▶ _EXERCISE TEXT_:
··········
The Cabot Annex Store provides a mini tasting buffet of their many excellent
cheeses. My personal favorite was the Chipotle Cheddar which was named the Best New Dairy
Product in 2003. Lake
Champlain Chocolates in Burlington offers free guided tours weekdays, but if you can't
make it there, you can still purchase their yummy chocolates at A Special Place.
And if you want just a bit more of the taste of Vermont, Ben & Jerry's Ice Cream (although no longer owned by Ben & Jerry) and Cold Hollow Cider Mill. Let's not forget coffee. Vermont's Green Mountain Coffee Roasters has opened a new visitor information center and cafe in a restored 1865 railroad station. All on Route 100 in Waterbury
Waitsfield and the Mad River Valley
Route 100 is at its most scenic when bordered by the Mad River sometimes swirling,
sometimes placid. There are mountains, and cows, the river, and charming towns.
··········
[Document understanding data]
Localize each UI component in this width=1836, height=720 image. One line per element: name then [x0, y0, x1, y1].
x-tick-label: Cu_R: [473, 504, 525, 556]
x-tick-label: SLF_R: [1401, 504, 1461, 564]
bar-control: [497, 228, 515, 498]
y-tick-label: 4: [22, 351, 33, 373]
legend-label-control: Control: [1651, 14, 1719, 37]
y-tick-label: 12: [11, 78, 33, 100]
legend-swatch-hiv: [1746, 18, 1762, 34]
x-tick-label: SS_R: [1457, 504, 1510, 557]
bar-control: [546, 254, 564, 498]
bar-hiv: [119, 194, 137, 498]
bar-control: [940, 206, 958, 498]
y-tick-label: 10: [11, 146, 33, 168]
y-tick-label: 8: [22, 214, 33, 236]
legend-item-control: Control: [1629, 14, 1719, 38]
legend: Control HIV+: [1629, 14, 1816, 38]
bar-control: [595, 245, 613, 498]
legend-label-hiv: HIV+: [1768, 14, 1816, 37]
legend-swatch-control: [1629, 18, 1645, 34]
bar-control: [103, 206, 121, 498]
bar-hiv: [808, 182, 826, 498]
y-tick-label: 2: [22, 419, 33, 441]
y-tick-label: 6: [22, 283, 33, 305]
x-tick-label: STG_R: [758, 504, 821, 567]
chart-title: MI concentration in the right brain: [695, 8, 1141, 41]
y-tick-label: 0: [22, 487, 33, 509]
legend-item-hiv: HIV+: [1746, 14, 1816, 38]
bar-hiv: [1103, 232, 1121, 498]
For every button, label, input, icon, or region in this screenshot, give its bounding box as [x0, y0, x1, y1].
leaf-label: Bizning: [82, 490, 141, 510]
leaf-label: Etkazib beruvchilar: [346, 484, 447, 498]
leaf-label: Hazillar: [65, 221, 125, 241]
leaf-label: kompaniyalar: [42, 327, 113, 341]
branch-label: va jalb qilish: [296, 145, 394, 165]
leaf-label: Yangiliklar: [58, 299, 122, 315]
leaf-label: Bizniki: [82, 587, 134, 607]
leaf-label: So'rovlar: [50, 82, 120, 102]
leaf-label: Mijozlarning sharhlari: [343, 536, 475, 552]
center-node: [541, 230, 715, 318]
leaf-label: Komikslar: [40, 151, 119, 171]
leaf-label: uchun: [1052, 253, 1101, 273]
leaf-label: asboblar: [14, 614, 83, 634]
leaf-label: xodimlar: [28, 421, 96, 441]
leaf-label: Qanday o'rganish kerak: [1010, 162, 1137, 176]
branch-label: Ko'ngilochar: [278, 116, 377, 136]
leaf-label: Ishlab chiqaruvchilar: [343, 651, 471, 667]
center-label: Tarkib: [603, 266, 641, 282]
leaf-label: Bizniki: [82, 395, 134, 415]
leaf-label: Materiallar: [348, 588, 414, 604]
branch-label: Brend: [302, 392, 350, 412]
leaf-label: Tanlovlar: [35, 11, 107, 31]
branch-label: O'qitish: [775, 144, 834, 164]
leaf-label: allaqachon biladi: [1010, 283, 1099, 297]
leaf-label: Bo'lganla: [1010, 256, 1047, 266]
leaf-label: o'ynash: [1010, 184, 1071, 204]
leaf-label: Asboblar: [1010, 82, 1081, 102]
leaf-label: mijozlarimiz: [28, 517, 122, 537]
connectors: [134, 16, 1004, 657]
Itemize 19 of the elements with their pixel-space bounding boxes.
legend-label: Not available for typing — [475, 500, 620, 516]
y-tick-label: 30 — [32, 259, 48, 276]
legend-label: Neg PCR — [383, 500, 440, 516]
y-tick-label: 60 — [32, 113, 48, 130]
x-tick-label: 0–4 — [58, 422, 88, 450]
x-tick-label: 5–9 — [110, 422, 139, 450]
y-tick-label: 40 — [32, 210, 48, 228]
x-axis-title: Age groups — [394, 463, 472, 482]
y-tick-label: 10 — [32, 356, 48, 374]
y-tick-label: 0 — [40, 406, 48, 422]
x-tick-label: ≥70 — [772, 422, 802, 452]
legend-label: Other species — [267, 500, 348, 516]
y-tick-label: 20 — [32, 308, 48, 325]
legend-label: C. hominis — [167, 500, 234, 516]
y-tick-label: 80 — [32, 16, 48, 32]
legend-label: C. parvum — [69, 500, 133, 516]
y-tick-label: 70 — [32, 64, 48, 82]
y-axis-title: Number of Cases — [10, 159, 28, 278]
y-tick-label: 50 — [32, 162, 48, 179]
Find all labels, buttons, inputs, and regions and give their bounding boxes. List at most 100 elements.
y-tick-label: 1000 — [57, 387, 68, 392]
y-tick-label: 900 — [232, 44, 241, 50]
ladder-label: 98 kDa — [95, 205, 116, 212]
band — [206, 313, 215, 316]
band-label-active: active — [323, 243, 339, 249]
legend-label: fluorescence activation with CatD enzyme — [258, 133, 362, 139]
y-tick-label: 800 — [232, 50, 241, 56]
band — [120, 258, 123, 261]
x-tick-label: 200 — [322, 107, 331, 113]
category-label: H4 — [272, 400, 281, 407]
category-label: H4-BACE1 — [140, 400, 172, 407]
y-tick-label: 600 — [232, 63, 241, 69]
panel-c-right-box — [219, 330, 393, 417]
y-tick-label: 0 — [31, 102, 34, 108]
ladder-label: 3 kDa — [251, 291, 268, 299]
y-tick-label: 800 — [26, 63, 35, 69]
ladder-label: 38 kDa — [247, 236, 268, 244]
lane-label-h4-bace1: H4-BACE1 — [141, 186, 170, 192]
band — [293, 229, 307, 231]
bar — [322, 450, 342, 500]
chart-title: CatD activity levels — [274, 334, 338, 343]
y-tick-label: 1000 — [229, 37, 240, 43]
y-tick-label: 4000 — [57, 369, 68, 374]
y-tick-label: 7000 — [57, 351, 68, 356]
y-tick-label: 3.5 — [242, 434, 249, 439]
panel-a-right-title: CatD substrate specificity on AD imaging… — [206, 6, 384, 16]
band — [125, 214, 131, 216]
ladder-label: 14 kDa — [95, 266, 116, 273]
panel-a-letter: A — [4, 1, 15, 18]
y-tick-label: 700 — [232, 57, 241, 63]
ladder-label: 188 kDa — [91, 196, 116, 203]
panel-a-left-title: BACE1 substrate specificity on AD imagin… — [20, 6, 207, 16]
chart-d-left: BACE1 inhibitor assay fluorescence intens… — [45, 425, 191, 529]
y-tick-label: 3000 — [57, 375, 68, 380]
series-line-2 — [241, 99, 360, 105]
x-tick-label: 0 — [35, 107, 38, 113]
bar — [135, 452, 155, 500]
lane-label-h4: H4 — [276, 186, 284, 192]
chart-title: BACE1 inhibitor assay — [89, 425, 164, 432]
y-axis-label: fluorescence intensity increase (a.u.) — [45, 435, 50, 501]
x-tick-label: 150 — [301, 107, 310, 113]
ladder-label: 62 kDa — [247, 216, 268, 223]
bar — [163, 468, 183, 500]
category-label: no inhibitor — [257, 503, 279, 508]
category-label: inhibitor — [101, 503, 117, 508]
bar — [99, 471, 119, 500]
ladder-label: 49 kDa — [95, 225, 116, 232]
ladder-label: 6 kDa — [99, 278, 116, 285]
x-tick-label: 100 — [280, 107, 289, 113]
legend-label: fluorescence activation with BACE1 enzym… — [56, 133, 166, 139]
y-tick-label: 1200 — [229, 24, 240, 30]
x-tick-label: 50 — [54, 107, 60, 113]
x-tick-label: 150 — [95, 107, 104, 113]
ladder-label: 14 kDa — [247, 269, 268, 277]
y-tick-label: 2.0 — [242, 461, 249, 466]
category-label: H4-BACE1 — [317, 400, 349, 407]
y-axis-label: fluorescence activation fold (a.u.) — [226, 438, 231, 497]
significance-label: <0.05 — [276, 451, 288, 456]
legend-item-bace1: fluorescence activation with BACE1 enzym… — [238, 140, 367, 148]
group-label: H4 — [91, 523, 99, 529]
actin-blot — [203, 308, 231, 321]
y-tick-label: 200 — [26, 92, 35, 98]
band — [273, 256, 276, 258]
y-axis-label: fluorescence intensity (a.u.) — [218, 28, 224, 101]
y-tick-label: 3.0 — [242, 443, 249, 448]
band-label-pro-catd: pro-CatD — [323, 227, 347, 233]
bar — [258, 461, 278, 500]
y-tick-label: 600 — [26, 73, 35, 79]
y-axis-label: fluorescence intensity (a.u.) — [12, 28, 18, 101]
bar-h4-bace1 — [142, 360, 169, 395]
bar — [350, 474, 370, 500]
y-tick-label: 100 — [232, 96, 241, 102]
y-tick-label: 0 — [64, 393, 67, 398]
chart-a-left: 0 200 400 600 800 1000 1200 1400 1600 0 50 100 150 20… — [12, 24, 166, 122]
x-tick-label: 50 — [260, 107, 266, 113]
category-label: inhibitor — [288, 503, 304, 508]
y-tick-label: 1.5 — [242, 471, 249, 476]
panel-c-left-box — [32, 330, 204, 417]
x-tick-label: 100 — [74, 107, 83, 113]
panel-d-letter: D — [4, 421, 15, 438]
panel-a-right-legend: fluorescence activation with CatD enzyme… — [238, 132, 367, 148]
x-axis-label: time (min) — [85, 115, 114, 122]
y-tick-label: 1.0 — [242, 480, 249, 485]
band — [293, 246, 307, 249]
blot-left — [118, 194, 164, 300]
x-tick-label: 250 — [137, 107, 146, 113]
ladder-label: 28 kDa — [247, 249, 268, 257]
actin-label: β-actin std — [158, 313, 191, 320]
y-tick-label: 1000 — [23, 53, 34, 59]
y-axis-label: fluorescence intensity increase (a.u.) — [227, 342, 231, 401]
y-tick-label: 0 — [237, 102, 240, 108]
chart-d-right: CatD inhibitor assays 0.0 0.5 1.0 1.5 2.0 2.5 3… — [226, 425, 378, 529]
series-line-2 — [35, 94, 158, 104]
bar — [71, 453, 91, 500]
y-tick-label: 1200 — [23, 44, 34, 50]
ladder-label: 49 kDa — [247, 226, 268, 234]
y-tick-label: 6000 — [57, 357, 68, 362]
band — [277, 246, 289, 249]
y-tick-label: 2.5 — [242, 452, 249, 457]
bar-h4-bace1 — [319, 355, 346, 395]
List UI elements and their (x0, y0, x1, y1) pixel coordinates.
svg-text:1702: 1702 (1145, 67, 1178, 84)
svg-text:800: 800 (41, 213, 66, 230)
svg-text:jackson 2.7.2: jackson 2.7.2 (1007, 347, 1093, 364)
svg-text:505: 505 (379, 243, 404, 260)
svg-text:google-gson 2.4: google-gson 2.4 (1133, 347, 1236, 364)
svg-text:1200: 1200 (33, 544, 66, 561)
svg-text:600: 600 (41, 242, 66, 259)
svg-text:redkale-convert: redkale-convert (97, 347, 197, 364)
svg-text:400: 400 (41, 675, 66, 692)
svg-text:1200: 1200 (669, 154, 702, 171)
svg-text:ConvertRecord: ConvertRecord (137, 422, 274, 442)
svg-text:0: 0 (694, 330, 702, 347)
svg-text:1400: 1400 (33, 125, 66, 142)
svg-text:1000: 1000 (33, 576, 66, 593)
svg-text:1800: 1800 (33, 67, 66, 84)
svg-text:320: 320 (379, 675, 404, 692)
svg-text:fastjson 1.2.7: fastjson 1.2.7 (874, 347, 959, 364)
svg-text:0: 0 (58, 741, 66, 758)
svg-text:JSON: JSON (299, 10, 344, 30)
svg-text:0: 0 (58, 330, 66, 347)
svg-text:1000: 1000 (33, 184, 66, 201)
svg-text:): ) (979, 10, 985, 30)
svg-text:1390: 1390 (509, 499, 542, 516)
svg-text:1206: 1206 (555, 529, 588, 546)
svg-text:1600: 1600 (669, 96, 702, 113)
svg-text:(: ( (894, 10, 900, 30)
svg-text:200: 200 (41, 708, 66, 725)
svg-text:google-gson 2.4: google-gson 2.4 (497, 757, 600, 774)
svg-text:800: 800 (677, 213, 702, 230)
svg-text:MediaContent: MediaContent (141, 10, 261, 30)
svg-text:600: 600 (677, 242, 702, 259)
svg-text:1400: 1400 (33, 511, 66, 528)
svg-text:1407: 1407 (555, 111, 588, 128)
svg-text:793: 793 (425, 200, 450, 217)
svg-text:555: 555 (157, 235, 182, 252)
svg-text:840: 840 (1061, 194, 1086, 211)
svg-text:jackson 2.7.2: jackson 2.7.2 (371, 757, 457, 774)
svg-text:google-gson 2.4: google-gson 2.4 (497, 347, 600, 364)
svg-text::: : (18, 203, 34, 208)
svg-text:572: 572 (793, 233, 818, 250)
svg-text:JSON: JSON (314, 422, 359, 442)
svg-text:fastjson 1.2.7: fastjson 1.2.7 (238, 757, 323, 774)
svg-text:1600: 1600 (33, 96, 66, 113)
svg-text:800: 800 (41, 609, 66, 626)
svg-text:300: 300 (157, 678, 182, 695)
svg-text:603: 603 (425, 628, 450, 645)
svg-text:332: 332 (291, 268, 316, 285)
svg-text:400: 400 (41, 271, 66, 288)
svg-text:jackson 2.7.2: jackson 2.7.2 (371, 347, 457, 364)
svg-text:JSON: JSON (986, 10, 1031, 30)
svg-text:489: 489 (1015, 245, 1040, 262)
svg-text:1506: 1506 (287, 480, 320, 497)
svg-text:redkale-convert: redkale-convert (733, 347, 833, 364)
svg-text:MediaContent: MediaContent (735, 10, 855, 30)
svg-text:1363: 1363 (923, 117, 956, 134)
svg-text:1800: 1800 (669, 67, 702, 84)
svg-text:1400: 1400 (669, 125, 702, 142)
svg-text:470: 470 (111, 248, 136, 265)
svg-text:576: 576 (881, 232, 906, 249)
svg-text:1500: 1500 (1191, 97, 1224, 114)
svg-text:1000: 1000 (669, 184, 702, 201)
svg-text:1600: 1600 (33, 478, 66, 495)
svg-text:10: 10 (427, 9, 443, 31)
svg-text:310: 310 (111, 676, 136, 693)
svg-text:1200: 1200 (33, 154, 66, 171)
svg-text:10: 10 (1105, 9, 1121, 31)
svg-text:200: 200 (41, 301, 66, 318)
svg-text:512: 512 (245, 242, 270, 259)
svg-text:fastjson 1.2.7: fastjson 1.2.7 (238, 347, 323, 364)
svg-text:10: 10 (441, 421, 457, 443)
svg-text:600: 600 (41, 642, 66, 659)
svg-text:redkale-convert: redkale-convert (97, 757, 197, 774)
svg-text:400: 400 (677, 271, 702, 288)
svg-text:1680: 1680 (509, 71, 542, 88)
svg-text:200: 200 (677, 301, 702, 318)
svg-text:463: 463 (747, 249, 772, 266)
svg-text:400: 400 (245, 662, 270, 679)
··········
▶ _PROBLEMS TO WORK ON_:
**A.** From the Vermont travel text, extract the passage between "And if you want" and "and charming towns.", inclusive.
**B.** In the Vermont travel text, what kind of building houses the new visitor information center and cafe of Green Mountain Coffee Roasters?
**C.** Proceed with the Vermont travel text, continuing it from the point where it stops.

▶ _ANSWERS_:
**A.**
And if you want just a bit more of the taste of Vermont, Ben & Jerry's Ice Cream (although no longer owned by Ben & Jerry) and Cold Hollow Cider Mill. Let's not forget coffee. Vermont's Green Mountain Coffee Roasters has opened a new visitor information center and cafe in a restored 1865 railroad station. All on Route 100 in Waterbury
Waitsfield and the Mad River Valley
Route 100 is at its most scenic when bordered by the Mad River sometimes swirling,
sometimes placid. There are mountains, and cows, the river, and charming towns.

**B.** A restored 1865 railroad station.

**C.**
Delightful Waitsfield is just the right size with galleries tidily arranged down the main road, good places to eat, and charming B&Bs for lodging. Every Sunday from the end of May through mid- October tourists and Vermonters alike gather at the Farmers' Market to eat, purchase, chat, and listen to live music. You can talk to the cheese maker, buy flowers, organic produce, naturally raised beef, and a whole lot more. The Artisans' Gallery showcases Vermont handcrafts including furniture, a canoe, bowls from the Bowl Mill beautifully decorated, and jewelry. Mad River Glass has a gallery on one level and a workshop below and beautiful innovative creations. The Old Church features the stained glass of Luminosity Studios. Beautiful creations in the crowded gallery fracture the light into swirls of color and pattern.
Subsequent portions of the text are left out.